* What is needed
Copy the data exactly as it appears, and do not include any pictures.

* Records to process

◆ ◆ ◆

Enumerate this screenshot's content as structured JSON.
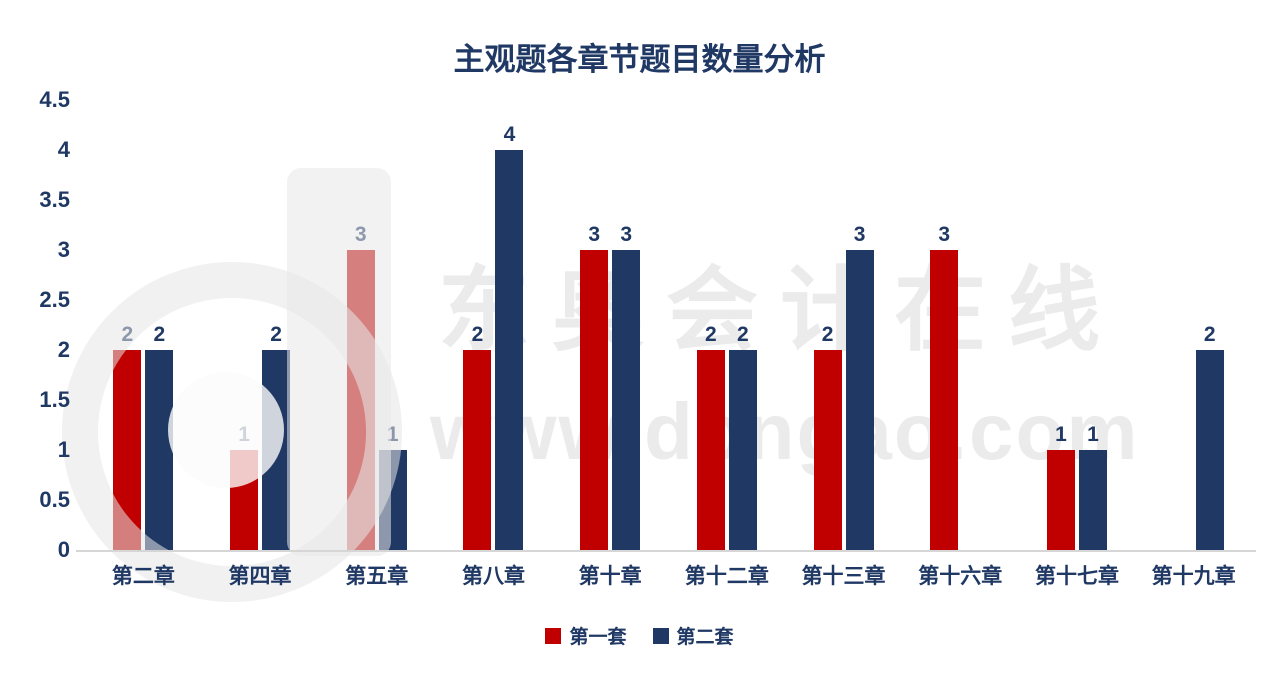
{
  "watermark": {
    "line1": "东奥会计在线",
    "line2": "www.dongao.com"
  },
  "chart_data": {
    "type": "bar",
    "title": "主观题各章节题目数量分析",
    "categories": [
      "第二章",
      "第四章",
      "第五章",
      "第八章",
      "第十章",
      "第十二章",
      "第十三章",
      "第十六章",
      "第十七章",
      "第十九章"
    ],
    "series": [
      {
        "name": "第一套",
        "color": "#C00000",
        "values": [
          2,
          1,
          3,
          2,
          3,
          2,
          2,
          3,
          1,
          null
        ]
      },
      {
        "name": "第二套",
        "color": "#1F3864",
        "values": [
          2,
          2,
          1,
          4,
          3,
          2,
          3,
          null,
          1,
          2
        ]
      }
    ],
    "ylim": [
      0,
      4.5
    ],
    "yticks": [
      0,
      0.5,
      1,
      1.5,
      2,
      2.5,
      3,
      3.5,
      4,
      4.5
    ],
    "grid": false,
    "legend_position": "bottom",
    "bar_value_labels": true
  }
}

◆ ◆ ◆

* Written answer
Enumerate this screenshot's content as structured JSON.
{
  "watermark": {
    "line1": "东奥会计在线",
    "line2": "www.dongao.com"
  },
  "chart_data": {
    "type": "bar",
    "title": "主观题各章节题目数量分析",
    "categories": [
      "第二章",
      "第四章",
      "第五章",
      "第八章",
      "第十章",
      "第十二章",
      "第十三章",
      "第十六章",
      "第十七章",
      "第十九章"
    ],
    "series": [
      {
        "name": "第一套",
        "color": "#C00000",
        "values": [
          2,
          1,
          3,
          2,
          3,
          2,
          2,
          3,
          1,
          null
        ]
      },
      {
        "name": "第二套",
        "color": "#1F3864",
        "values": [
          2,
          2,
          1,
          4,
          3,
          2,
          3,
          null,
          1,
          2
        ]
      }
    ],
    "ylim": [
      0,
      4.5
    ],
    "yticks": [
      0,
      0.5,
      1,
      1.5,
      2,
      2.5,
      3,
      3.5,
      4,
      4.5
    ],
    "grid": false,
    "legend_position": "bottom",
    "bar_value_labels": true
  }
}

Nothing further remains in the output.